## Exercise materials
* * * * * * *
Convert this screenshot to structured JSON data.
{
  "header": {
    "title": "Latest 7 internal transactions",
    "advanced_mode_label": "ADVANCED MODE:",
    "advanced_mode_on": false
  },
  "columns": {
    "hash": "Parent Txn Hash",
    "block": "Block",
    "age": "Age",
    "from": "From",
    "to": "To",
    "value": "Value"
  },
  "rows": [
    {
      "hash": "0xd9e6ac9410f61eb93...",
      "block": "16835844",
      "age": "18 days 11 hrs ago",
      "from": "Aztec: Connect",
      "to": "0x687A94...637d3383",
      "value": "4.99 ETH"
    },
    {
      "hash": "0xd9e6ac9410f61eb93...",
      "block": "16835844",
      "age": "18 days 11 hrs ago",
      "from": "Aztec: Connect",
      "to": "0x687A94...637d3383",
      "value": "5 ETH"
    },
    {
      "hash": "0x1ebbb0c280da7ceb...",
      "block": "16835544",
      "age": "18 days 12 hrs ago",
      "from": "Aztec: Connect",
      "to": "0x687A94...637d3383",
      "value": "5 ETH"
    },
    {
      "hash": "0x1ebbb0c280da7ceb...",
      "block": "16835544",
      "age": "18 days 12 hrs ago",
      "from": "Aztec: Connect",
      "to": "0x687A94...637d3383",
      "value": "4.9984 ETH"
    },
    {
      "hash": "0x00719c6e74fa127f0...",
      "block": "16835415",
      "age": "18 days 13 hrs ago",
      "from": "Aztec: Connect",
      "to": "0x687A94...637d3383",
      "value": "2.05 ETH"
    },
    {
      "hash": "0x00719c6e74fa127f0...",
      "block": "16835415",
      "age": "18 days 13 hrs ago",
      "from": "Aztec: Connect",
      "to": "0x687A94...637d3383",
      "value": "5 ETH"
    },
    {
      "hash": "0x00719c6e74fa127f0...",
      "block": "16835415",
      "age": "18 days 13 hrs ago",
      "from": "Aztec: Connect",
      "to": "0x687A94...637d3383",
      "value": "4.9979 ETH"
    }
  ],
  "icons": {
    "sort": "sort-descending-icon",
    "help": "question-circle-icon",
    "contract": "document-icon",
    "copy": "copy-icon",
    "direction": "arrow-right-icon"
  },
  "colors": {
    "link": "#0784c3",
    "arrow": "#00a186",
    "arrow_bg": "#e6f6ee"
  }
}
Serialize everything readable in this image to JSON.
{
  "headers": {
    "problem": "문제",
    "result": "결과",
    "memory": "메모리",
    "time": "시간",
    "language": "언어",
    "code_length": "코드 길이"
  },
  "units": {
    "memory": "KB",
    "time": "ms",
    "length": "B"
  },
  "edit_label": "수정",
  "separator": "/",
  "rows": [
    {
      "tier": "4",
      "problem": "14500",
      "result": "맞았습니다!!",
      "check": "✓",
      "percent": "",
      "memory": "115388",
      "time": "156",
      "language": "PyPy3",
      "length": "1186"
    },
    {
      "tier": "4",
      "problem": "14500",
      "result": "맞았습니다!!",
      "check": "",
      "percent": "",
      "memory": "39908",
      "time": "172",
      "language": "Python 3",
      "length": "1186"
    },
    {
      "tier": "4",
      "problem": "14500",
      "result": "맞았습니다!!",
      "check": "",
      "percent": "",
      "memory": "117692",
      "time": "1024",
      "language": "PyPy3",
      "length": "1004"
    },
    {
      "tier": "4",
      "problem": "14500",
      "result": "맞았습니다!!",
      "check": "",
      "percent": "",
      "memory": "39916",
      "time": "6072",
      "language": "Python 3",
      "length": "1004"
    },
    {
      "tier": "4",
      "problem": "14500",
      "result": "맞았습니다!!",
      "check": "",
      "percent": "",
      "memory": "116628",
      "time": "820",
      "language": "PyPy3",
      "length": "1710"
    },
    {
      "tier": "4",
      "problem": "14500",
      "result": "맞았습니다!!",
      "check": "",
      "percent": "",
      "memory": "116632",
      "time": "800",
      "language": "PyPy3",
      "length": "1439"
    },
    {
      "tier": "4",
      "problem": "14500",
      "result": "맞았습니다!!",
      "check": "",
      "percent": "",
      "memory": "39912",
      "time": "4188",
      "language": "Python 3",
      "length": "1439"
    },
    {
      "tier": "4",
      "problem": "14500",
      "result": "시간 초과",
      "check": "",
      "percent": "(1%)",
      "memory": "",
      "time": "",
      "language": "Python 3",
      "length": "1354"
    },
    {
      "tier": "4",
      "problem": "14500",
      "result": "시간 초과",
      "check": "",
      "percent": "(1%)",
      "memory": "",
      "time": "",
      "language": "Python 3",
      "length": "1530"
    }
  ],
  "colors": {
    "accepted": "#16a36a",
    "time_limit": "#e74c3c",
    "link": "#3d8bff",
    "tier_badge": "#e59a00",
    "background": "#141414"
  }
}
* * * * * * *
Return every line containing "JSON".

Convert this screenshot to structured JSON data.
Serialize everything readable in this image to JSON.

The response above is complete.